▸ **Texte fourni**

▬▬▬

Luc 17, 11-19 – Un sur dix

Pasteur Bernard Mourou

Le récit des dix lépreux qui nous occupe aujourd’hui se place dans un ensemble, commencé quelques chapitres plus tôt, qui a pour objet la montée de Jésus à Jérusalem et qui se terminera, comme on le sait, par la Passion. Dans ce long passage, Luc cherche à faire découvrir le mystère du salut qui sera apporté par la mort et la résurrection de Jésus.

D’habitude, Luc n’est pas avare de précisions et ses textes fourmillent souvent de détails pittoresques, mais ce n’est pas le cas dans ce récit. Nous sommes au contraire frappés par le caractère vague de ce passage : la seule précision qu’il nous donne, c’est que les lépreux sont dix. C’est tout. Le reste est très flou. Mais cette imprécision générale a un avantage : elle permet de faire ressortir la quintessence du propos.

Dix lépreux. Pourquoi dix ? Pourquoi pas neuf, ou onze, ou quinze ? Faut-il voir dans ce nombre rond une imprécision de plus, ou bien une allusion aux Dix commandements, que les juifs appellent les Dix paroles ?

En tous cas nous devons nous contenter de ce seul détail. Pour le reste, et notamment pour la localisation géographique, le texte reste particulièrement vague : Luc ne nous donne pas le nom du village et nous ne savons pas exactement où ces guérisons ont lieu. Et puis, toujours en matière de géographie, nous sommes surpris de voir que Luc place la Samarie avant la Galilée sur l’itinéraire vers Jérusalem, alors que la Samarie se trouve entre la Galilée et la Judée. Mais cela nous donne un indice et nous met sur la voie pour une bonne compréhension de ce texte : la mention de la Samarie vise un but théologique.

▬▬▬

▸ **Enregistrements**
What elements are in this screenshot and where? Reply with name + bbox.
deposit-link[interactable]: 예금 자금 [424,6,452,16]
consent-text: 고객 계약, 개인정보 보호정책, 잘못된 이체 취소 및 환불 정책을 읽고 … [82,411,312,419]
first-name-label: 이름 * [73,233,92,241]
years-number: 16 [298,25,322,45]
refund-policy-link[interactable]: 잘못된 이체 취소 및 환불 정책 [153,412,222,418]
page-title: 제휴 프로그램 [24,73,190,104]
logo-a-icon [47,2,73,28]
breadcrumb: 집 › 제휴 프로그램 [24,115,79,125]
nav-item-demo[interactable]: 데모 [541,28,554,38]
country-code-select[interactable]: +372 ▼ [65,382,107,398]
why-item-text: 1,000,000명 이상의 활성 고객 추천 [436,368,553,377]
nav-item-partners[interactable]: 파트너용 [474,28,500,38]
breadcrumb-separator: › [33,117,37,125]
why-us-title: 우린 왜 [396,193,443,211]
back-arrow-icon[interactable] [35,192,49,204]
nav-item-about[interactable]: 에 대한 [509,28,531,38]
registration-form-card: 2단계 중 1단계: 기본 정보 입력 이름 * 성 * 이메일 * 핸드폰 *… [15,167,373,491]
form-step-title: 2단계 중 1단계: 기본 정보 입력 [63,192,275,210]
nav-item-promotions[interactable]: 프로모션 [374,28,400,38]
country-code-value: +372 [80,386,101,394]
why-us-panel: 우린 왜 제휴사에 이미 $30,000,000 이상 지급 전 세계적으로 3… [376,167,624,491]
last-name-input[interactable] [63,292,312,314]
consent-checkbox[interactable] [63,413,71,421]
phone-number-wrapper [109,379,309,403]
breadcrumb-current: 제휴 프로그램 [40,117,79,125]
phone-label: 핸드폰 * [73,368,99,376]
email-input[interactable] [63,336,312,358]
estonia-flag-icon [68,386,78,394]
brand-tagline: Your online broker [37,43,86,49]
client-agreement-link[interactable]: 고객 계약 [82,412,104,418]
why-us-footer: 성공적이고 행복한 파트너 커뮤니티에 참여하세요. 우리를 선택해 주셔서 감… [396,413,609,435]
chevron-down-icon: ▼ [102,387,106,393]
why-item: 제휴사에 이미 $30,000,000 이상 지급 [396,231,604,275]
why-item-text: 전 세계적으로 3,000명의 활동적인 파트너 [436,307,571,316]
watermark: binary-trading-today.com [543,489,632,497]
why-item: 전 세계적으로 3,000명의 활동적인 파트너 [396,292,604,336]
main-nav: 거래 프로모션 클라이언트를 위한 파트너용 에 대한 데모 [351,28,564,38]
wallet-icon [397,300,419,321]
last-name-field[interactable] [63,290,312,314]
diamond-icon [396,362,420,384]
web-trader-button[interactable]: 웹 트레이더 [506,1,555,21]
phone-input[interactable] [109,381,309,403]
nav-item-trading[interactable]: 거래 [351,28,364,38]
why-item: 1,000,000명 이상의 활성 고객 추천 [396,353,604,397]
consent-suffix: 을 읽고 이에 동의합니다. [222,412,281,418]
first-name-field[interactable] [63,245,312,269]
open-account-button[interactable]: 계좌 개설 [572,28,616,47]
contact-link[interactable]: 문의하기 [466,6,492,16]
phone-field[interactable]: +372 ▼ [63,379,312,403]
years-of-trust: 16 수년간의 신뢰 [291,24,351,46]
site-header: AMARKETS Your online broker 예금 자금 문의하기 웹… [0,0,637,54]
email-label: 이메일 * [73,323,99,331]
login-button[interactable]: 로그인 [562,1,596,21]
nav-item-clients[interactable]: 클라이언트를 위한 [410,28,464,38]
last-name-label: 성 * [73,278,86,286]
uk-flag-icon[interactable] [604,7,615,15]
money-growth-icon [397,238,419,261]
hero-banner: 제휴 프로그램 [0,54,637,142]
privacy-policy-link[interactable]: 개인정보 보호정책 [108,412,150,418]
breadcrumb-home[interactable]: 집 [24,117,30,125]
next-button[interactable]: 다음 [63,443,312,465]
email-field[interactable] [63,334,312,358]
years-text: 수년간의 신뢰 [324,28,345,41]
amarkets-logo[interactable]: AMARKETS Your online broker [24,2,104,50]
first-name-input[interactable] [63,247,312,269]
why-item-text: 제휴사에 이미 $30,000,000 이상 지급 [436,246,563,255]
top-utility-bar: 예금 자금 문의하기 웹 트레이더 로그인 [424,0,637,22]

▬▬▬

▸ **Exercices à faire**
1/ Les affirmations (a), (b) et (c) s'accordent-elles avec le texte sur les dix lépreux ? Répondez par oui ou par non à chacune, en citant mot pour mot les termes du texte qui tranchent.
(a) Luc indique le nom du village où ont lieu les guérisons.
(b) Le récit fait partie d'un ensemble consacré à la montée de Jésus à Jérusalem.
(c) D'après le texte, la Samarie se trouve entre la Galilée et la Judée.
2/ Extrayez du texte sur les dix lépreux le passage situé entre « Le récit des » et « quintessence du propos. », ces deux bornes comprises, sans rien y changer.
3/ Résumez le texte sur les dix lépreux en deux phrases.
Les enregistrements n'ont aucun rapport avec le texte sur les dix lépreux.

▸ **Résultats attendus**
1/
(a) Non : « Luc ne nous donne pas le nom du village ».
(b) Oui : « qui a pour objet la montée de Jésus à Jérusalem ».
(c) Oui : « alors que la Samarie se trouve entre la Galilée et la Judée ».

2/
Le récit des dix lépreux qui nous occupe aujourd’hui se place dans un ensemble, commencé quelques chapitres plus tôt, qui a pour objet la montée de Jésus à Jérusalem et qui se terminera, comme on le sait, par la Passion. Dans ce long passage, Luc cherche à faire découvrir le mystère du salut qui sera apporté par la mort et la résurrection de Jésus.

D’habitude, Luc n’est pas avare de précisions et ses textes fourmillent souvent de détails pittoresques, mais ce n’est pas le cas dans ce récit. Nous sommes au contraire frappés par le caractère vague de ce passage : la seule précision qu’il nous donne, c’est que les lépreux sont dix. C’est tout. Le reste est très flou. Mais cette imprécision générale a un avantage : elle permet de faire ressortir la quintessence du propos.

3/ Le récit des dix lépreux appartient à l'ensemble où Luc raconte la montée de Jésus à Jérusalem, qui s'achève par la Passion. Il frappe par son imprécision, puisque le nombre dix en est le seul détail, et Luc place la Samarie avant la Galilée sur l'itinéraire, ce qui indique que la mention de la Samarie vise un but théologique.